* [Passage provided]
<<<<

The recovery of at least one or two layers of overwritten data isn't too hard to perform by reading the signal from the analog head electronics with a high-quality digital sampling oscilloscope, downloading the sampled waveform to a PC, and analysing it in software to recover the previously recorded signal. What the software does is generate an 'ideal' read signal and subtract it from what was actually read, leaving as the difference the remnant of the previous signal.
 - Dr Peter Gutmann PhD, University of Auckland

A web search for 'secure delete' turns up tens of thousands of snake oil products, each promising to delete your files with high-grade 'military' or 'NISPOM' or 'DOD' or 'NSA' shredding methods.

The effort these applications go through to dazzle you with their doodads is overwhelming. The effort they go through to do any work with your files is underwhelming.

Many of them leave you more vulnerable than you already were.

The market is ripe for paranoia, and for these products. And everyone wants to get in on the game. What's truly amazing is that none of them actually care what happens to you - their efforts to 'shred' your files are token at best - dangerous at worst.

There's Only One Way (But It's Hard)

The only way to securely delete with software is the 'Gutmann' method - but it's not easy: it demands at least 35 steps flushed to disk. Even the preliminaries of Gutmann shredding are more protection than the snake oil products give you - and at that point the Gutmann shred is barely starting.

The SPX engine was written in September-October 2000 because people on the PC side were getting ripped off. The state of affairs was deteriorating rapidly. New shredders outdid the older ones in stupidity.

One such product - by what net gurus have called 'the stupidest person on the planet' - actually restored the shredded files by mistake, but left them unlinked, so the user couldn't access them, but the spooks could. That became the final straw.

SPX was written up in the October 2000 hardcopy edition of Windows 2000 Magazine. It was the first 'real' shredder for Windows.

Now it's come to OS X where it's first again.

['SPX' is a contraction of 'ShredPerfect+', the name of a revision of the original product.]



SPX shredding is no half-baked 'NISPOM' or 'DOD' or 'NSA' or 'military grade' 'RAM' shred - those so-called methods are useless and easily defeated by modern recovery techniques. The SPX engine uses the only approved method for secure file deletion.

>>>>

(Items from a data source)
<<<<

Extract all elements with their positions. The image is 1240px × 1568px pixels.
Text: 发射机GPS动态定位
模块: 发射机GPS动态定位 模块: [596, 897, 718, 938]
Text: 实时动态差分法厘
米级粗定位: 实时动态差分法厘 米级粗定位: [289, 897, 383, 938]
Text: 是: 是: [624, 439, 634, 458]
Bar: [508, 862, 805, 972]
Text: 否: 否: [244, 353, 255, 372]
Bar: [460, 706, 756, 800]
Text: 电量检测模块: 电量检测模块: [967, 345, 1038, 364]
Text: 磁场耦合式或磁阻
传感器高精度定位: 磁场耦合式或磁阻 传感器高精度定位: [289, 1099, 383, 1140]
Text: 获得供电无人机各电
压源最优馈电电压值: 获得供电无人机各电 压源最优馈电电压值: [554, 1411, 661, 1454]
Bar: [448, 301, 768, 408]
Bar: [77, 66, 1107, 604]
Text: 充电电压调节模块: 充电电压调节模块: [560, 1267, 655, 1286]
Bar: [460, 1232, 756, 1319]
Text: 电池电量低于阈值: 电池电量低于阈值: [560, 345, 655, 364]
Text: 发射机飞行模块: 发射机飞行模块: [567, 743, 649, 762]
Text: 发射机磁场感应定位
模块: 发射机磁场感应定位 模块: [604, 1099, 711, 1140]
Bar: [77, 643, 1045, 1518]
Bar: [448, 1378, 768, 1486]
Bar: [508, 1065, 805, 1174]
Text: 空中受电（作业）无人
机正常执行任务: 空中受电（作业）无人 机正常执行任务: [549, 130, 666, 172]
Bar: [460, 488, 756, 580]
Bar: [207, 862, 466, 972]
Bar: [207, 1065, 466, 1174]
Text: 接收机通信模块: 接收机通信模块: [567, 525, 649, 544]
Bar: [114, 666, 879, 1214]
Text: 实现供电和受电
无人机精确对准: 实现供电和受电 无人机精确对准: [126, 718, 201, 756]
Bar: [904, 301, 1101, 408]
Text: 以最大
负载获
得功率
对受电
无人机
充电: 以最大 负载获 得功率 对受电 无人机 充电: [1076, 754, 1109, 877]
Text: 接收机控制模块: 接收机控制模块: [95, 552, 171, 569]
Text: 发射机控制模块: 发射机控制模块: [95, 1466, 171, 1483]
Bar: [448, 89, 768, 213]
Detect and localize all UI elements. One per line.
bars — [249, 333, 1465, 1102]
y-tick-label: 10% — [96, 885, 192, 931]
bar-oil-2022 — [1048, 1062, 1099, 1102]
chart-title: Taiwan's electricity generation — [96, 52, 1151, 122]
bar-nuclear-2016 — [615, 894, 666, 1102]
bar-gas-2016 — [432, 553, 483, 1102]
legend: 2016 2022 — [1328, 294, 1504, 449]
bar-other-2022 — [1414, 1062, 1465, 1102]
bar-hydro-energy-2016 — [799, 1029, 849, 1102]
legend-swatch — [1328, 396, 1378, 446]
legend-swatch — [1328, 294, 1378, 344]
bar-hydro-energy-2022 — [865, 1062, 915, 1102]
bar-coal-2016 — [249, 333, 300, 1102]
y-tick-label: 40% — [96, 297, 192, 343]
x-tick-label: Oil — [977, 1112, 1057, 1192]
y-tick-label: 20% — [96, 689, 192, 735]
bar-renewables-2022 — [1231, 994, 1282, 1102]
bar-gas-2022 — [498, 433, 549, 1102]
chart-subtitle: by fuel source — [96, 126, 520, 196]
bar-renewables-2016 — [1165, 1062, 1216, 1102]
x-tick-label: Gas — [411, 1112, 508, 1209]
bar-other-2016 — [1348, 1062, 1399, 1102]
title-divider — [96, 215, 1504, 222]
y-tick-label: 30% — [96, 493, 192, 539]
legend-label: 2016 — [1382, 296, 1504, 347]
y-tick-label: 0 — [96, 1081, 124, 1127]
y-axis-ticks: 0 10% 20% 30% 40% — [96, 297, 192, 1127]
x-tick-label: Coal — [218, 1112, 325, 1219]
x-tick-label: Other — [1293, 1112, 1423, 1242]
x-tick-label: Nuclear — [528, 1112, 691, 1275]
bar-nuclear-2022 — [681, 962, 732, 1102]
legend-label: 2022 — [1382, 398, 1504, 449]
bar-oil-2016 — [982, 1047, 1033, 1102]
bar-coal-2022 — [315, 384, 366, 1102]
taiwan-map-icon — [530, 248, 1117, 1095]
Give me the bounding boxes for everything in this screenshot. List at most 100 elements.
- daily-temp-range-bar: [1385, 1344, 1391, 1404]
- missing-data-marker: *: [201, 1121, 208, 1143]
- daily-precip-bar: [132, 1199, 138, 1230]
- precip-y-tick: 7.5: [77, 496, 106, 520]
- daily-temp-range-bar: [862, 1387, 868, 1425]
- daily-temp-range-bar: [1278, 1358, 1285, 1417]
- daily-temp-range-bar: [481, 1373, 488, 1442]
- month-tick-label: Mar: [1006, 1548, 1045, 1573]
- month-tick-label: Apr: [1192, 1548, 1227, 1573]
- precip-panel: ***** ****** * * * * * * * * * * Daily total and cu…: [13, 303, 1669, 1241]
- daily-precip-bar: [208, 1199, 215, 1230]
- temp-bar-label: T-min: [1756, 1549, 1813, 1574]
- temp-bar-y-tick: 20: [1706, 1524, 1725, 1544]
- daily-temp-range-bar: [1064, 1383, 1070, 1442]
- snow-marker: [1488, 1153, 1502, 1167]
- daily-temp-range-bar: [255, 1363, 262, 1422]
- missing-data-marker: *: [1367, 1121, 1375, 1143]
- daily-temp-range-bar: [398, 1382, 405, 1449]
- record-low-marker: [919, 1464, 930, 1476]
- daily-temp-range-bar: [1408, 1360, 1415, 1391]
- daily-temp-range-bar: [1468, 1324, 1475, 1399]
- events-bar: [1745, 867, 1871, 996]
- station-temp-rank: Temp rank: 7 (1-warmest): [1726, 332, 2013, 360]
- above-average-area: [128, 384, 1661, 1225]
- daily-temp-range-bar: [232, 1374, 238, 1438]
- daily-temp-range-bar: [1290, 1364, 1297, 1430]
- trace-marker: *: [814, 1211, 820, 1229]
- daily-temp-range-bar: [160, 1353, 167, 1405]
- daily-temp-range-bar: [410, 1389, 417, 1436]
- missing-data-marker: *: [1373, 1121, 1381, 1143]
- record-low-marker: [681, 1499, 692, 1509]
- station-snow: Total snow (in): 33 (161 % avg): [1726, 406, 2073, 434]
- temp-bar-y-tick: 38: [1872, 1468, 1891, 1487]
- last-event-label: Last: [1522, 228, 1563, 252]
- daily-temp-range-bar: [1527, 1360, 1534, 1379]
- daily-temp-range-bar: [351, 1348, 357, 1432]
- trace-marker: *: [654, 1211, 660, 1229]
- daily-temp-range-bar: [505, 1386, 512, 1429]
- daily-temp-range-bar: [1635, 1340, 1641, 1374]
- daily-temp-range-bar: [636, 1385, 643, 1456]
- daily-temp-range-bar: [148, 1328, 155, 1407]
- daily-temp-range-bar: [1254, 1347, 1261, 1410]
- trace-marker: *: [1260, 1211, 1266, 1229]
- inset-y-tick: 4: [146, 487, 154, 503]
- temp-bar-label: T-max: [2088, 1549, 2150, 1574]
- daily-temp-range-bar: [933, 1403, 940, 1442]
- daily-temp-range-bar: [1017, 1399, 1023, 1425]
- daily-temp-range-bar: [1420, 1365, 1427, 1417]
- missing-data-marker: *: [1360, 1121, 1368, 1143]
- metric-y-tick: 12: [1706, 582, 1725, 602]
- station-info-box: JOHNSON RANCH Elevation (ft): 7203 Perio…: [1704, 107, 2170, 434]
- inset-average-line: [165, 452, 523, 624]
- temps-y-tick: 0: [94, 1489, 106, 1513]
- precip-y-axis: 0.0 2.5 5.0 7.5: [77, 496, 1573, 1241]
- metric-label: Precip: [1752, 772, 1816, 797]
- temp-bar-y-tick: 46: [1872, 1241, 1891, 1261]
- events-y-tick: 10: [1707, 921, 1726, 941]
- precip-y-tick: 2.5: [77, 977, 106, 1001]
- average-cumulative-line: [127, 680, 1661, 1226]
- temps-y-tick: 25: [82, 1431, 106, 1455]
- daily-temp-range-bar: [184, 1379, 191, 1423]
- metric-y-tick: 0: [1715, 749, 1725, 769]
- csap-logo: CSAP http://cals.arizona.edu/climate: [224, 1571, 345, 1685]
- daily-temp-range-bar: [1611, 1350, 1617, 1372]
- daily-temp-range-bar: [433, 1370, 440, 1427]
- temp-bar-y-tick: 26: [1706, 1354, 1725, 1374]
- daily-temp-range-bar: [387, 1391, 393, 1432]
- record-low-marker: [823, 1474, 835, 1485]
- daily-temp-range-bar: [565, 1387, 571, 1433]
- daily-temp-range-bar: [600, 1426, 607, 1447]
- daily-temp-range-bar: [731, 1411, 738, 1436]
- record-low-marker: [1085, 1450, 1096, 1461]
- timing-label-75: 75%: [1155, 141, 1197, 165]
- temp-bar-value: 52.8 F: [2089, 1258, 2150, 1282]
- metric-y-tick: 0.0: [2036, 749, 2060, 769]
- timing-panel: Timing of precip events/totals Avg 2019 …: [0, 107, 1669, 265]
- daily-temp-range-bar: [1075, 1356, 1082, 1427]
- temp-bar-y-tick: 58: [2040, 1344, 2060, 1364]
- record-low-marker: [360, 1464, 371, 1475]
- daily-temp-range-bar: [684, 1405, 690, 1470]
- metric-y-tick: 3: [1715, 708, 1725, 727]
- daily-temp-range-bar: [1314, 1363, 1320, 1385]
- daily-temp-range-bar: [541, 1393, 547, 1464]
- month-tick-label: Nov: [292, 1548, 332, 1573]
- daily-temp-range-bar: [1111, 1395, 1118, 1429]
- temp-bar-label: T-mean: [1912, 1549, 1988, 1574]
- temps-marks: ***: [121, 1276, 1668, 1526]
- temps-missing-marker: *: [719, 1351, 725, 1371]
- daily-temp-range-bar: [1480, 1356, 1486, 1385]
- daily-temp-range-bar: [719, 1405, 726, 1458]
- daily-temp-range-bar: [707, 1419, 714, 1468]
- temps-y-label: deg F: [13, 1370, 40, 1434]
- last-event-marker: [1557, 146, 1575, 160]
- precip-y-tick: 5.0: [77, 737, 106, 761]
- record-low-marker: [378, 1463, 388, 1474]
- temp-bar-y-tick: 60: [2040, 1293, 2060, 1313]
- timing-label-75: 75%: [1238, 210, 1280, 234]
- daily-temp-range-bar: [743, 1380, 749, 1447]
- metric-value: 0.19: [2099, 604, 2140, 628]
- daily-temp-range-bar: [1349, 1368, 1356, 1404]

>>>>

* [Problems and tasks]
• a. Answer these from the secure-deletion text:
(i) How many steps does the Gutmann method demand at a minimum?
(ii) In which months and year was the SPX engine written?
(iii) What is 'SPX' a contraction of?
• b. Carry on the secure-deletion text, starting after its final sentence.

* [Answer set]
• a.
(i) At least 35 steps, flushed to disk.
(ii) September–October 2000.
(iii) 'ShredPerfect+', the name of a revision of the original product.

• b.
Gutmann shredding implies both four 'front end' and four 'back end' overwrites; a staggering 27 (twenty-seven) additional overwrites are performed in between. The exact nature and order of these overwrites is not known until runtime and is never revealed. After each overwrite, the data is forcibly written out of cache and to disk.

That's the essence of complete Gutmann shredding, but SPX goes farther.

Once the first 35 steps are completed, SPX forcibly overwrites your file one final time with 'zeroes' to make it all look like so many unused, freshly formatted disk sectors - and thus almost impossible for snoopers to know where to begin looking.



As a further weapon in defending your privacy, your file name is then changed to a random value, the file size is truncated to zero, and the file is unlinked from the file system.

And still SPX is not finished: just to rub the noses of the 'secure delete' snake oil salesmen in the mud, SPX now uses the 'approved NISPOM DOD NSA' shredding technique for what it was intended - RAM, computer memory - and shreds its own stack storage data area with a random character, its complement, and all zeroes. And then it rests. Finally.

The next time you read that a program uses 'military grade', 'NISPOM', 'DOD', or 'NSA' shredding, or will 'wipe your files with all zeroes and then all ones' - run for it. Stick with products you can trust. Use SPX - it's better than perfect.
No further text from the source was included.